BEGIN Provided data
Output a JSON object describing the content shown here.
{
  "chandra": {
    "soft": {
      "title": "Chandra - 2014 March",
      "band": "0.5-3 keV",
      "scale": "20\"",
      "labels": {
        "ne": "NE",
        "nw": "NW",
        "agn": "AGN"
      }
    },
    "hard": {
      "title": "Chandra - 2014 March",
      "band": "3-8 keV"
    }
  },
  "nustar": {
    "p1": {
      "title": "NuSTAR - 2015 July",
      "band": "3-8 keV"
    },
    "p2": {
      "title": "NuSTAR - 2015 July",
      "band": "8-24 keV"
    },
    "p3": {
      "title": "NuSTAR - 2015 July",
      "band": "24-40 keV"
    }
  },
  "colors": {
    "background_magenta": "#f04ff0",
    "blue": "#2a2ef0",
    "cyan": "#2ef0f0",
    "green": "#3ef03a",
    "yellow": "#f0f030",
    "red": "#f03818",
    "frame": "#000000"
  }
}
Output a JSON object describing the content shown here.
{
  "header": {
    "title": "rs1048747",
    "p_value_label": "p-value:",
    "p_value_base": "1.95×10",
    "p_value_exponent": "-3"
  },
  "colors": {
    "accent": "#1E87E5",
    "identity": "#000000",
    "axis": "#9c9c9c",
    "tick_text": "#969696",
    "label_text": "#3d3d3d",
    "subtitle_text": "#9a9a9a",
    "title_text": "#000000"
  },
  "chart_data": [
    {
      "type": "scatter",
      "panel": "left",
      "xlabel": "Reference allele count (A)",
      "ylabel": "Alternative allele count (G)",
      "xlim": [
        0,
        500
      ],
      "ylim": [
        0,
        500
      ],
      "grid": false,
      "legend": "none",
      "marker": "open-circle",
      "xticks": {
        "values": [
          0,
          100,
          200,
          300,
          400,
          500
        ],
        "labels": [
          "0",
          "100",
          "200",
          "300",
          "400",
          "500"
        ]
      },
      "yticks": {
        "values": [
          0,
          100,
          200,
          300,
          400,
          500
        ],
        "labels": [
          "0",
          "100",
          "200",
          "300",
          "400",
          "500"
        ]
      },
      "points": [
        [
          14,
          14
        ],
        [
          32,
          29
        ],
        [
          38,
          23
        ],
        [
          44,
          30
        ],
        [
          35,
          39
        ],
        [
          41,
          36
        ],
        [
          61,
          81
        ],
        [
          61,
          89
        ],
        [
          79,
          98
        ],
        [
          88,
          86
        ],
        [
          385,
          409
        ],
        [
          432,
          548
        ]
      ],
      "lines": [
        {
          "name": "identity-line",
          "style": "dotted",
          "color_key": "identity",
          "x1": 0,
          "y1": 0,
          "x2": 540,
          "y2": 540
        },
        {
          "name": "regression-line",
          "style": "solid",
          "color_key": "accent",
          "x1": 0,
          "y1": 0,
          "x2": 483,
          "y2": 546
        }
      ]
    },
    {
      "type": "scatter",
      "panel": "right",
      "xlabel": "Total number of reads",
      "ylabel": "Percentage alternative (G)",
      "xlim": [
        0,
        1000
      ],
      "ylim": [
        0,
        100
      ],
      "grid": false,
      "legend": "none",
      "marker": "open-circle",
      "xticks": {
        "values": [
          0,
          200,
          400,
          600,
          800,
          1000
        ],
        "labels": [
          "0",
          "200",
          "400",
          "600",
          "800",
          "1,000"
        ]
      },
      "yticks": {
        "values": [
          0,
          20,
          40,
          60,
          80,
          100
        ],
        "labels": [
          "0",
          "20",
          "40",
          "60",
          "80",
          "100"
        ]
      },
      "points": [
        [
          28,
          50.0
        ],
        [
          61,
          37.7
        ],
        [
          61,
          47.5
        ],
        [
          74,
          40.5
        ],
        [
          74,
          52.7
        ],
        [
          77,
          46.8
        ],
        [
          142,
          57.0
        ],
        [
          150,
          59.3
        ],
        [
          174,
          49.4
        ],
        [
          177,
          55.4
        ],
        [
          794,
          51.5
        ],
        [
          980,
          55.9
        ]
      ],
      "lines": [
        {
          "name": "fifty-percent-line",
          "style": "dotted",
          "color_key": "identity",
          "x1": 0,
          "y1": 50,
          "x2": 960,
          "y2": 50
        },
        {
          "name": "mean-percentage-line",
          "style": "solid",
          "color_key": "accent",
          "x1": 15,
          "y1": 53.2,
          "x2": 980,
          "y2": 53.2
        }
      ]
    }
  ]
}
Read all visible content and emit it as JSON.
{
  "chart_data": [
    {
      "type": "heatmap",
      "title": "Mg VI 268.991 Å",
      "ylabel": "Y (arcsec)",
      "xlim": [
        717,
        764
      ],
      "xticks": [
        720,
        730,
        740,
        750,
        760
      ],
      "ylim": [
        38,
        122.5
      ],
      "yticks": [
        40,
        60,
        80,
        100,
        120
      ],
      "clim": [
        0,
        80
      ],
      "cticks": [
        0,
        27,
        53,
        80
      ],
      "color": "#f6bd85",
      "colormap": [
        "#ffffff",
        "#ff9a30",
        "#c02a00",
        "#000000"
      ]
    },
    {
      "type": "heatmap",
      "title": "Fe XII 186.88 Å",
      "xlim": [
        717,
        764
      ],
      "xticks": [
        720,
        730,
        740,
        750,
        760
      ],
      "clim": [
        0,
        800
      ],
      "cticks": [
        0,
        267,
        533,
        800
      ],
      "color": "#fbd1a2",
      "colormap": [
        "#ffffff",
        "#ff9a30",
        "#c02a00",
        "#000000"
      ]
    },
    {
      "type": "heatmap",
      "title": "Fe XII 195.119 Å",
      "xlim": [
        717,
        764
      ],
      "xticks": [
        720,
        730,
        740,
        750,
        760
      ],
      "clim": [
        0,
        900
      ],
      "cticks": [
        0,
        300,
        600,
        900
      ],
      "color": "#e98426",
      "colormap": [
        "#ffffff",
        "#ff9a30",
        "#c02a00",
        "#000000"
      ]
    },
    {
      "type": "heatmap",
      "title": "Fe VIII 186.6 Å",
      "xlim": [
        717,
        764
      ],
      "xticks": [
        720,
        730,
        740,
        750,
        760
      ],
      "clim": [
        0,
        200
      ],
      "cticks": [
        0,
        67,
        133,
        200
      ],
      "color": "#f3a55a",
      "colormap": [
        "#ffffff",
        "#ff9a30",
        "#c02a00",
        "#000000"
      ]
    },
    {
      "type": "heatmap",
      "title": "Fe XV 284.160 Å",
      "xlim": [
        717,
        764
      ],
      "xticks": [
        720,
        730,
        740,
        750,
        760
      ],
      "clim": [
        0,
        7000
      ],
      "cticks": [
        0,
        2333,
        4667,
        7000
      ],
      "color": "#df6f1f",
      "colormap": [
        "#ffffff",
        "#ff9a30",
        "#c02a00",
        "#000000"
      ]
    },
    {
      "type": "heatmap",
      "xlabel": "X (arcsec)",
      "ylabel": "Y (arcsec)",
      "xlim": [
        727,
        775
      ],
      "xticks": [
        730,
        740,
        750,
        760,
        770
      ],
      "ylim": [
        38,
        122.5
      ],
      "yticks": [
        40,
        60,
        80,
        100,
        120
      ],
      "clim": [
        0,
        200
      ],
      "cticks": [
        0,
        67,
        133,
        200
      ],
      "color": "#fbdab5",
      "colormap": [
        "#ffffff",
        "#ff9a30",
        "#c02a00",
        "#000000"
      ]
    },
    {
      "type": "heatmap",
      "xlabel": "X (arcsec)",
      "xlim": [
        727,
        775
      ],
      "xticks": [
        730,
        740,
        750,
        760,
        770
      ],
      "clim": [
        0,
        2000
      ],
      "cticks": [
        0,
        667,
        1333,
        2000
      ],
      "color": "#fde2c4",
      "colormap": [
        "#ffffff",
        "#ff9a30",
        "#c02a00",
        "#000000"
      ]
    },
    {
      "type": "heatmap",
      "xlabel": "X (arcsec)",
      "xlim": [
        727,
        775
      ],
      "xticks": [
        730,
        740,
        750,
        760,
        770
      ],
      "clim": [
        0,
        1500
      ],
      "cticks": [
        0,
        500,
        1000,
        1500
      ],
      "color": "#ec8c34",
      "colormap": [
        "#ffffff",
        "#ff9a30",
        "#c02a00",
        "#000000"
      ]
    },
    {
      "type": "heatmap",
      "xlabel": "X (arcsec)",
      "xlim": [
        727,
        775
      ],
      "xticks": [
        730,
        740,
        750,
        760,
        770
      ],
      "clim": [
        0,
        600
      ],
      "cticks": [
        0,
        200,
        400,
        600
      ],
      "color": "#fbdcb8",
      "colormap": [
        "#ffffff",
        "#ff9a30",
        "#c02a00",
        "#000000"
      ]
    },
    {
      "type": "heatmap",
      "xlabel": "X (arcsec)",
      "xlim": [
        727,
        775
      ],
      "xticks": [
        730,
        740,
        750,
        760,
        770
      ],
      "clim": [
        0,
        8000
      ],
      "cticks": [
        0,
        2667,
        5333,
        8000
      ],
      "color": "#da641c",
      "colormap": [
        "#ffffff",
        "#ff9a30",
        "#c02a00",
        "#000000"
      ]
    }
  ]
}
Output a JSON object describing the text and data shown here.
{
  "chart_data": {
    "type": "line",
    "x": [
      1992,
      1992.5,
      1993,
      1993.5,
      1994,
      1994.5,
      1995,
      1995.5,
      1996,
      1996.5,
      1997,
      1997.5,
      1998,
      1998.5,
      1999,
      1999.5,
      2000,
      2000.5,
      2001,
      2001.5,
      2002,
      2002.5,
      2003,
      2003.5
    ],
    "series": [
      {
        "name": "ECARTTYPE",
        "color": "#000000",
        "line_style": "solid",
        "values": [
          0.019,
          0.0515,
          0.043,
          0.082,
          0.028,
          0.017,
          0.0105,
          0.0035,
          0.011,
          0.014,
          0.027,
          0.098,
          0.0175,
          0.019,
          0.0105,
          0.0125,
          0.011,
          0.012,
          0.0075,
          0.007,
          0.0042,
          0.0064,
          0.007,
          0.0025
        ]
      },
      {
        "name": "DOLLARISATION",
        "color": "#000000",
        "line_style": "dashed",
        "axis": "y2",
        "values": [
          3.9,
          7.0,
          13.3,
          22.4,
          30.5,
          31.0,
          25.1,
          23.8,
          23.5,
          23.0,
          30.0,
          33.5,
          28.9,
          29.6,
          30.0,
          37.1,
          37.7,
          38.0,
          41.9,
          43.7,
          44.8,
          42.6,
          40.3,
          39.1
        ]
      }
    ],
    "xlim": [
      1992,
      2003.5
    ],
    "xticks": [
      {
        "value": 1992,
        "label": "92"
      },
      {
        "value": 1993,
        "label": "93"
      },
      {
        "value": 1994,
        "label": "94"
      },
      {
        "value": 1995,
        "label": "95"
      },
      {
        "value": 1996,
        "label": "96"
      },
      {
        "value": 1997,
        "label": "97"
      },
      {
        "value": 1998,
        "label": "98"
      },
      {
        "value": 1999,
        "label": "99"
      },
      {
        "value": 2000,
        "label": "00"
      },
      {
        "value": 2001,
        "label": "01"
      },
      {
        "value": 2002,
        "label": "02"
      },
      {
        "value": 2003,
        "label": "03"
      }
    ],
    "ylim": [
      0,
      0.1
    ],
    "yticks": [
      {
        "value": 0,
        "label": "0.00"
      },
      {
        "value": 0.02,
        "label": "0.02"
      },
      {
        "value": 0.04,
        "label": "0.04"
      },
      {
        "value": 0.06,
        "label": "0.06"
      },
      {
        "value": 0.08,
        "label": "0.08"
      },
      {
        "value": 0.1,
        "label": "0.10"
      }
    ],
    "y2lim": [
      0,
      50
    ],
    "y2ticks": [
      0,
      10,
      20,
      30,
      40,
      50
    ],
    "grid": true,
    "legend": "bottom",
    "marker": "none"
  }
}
END Provided data
In the listing above, find each line with the word "band" and copy it.

      "band": "0.5-3 keV",
      "band": "3-8 keV"
      "band": "3-8 keV"
      "band": "8-24 keV"
      "band": "24-40 keV"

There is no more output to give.